→ AIM:
Give the entries back exactly, dropping each image.

---*---

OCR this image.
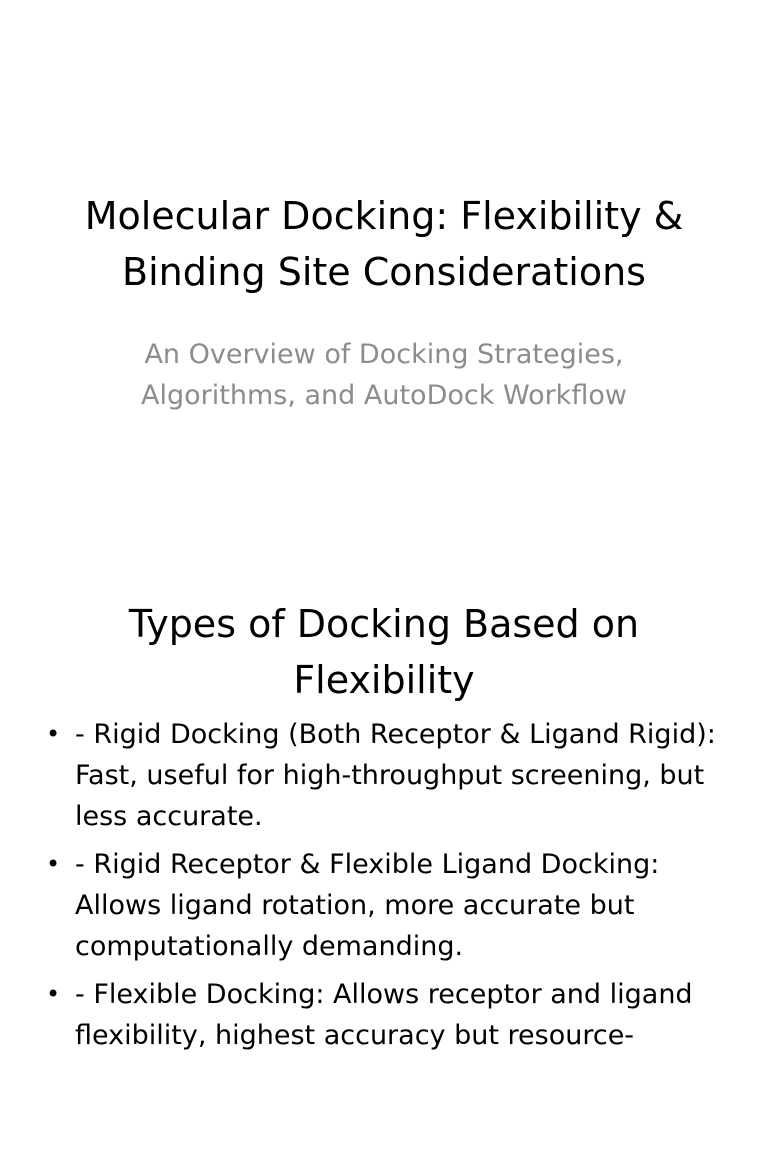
Molecular Docking: Flexibility &
Binding Site Considerations

An Overview of Docking Strategies,
Algorithms, and AutoDock Workflow

Types of Docking Based on
Flexibility
• - Rigid Docking (Both Receptor & Ligand Rigid):
Fast, useful for high-throughput screening, but
less accurate.
• - Rigid Receptor & Flexible Ligand Docking:
Allows ligand rotation, more accurate but
computationally demanding.
• - Flexible Docking: Allows receptor and ligand
flexibility, highest accuracy but resource-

---*---

→ EXERCISE RESPONSE:
OCR this image.
Molecular Docking: Flexibility &
Binding Site Considerations

An Overview of Docking Strategies,
Algorithms, and AutoDock Workflow

Types of Docking Based on
Flexibility
• - Rigid Docking (Both Receptor & Ligand Rigid):
Fast, useful for high-throughput screening, but
less accurate.
• - Rigid Receptor & Flexible Ligand Docking:
Allows ligand rotation, more accurate but
computationally demanding.
• - Flexible Docking: Allows receptor and ligand
flexibility, highest accuracy but resource-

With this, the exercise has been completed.